- _What needs to be done_:
Find the lines below that contain the word "Academy" and count them. Only the number should be given.

** Supplied records follows **

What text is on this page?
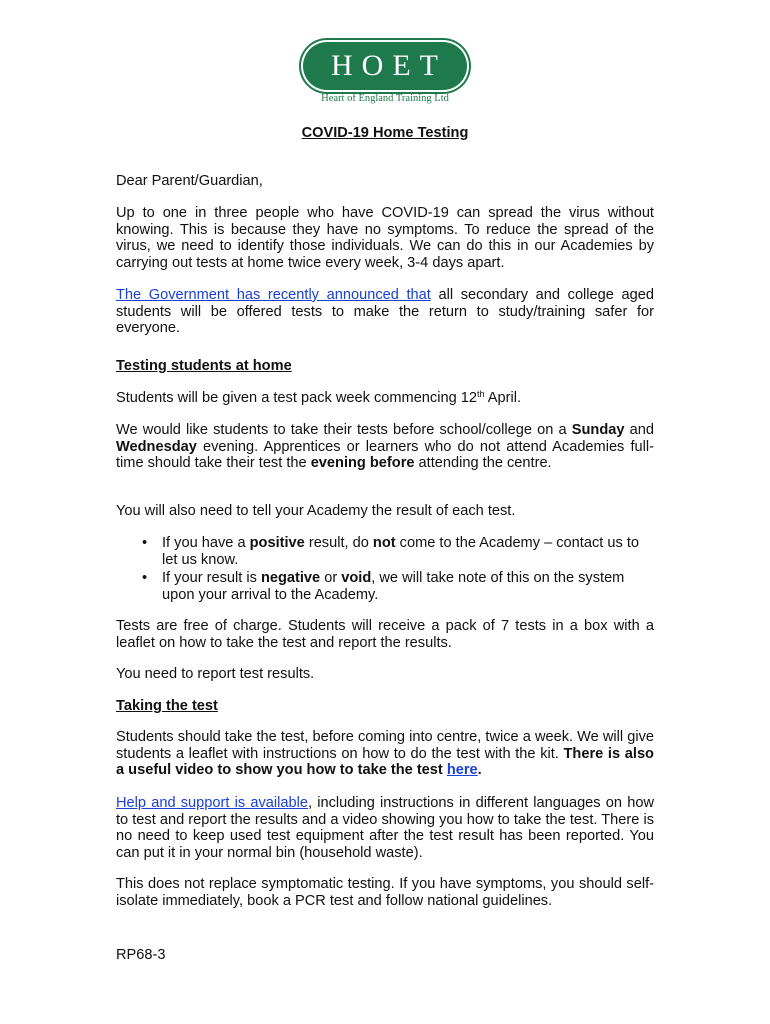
HOET
Heart of England Training Ltd
COVID-19 Home Testing
Dear Parent/Guardian,
Up to one in three people who have COVID-19 can spread the virus without knowing. This is because they have no symptoms. To reduce the spread of the virus, we need to identify those individuals. We can do this in our Academies by carrying out tests at home twice every week, 3-4 days apart.
The Government has recently announced that all secondary and college aged students will be offered tests to make the return to study/training safer for everyone.
Testing students at home
Students will be given a test pack week commencing 12th April.
We would like students to take their tests before school/college on a Sunday and Wednesday evening. Apprentices or learners who do not attend Academies full-time should take their test the evening before attending the centre.
You will also need to tell your Academy the result of each test.
• If you have a positive result, do not come to the Academy – contact us to let us know.
• If your result is negative or void, we will take note of this on the system upon your arrival to the Academy.
Tests are free of charge. Students will receive a pack of 7 tests in a box with a leaflet on how to take the test and report the results.
You need to report test results.
Taking the test
Students should take the test, before coming into centre, twice a week. We will give students a leaflet with instructions on how to do the test with the kit. There is also a useful video to show you how to take the test here.
Help and support is available, including instructions in different languages on how to test and report the results and a video showing you how to take the test. There is no need to keep used test equipment after the test result has been reported. You can put it in your normal bin (household waste).
This does not replace symptomatic testing. If you have symptoms, you should self-isolate immediately, book a PCR test and follow national guidelines.
RP68-3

** End of Supplied records **

- _Result_:
3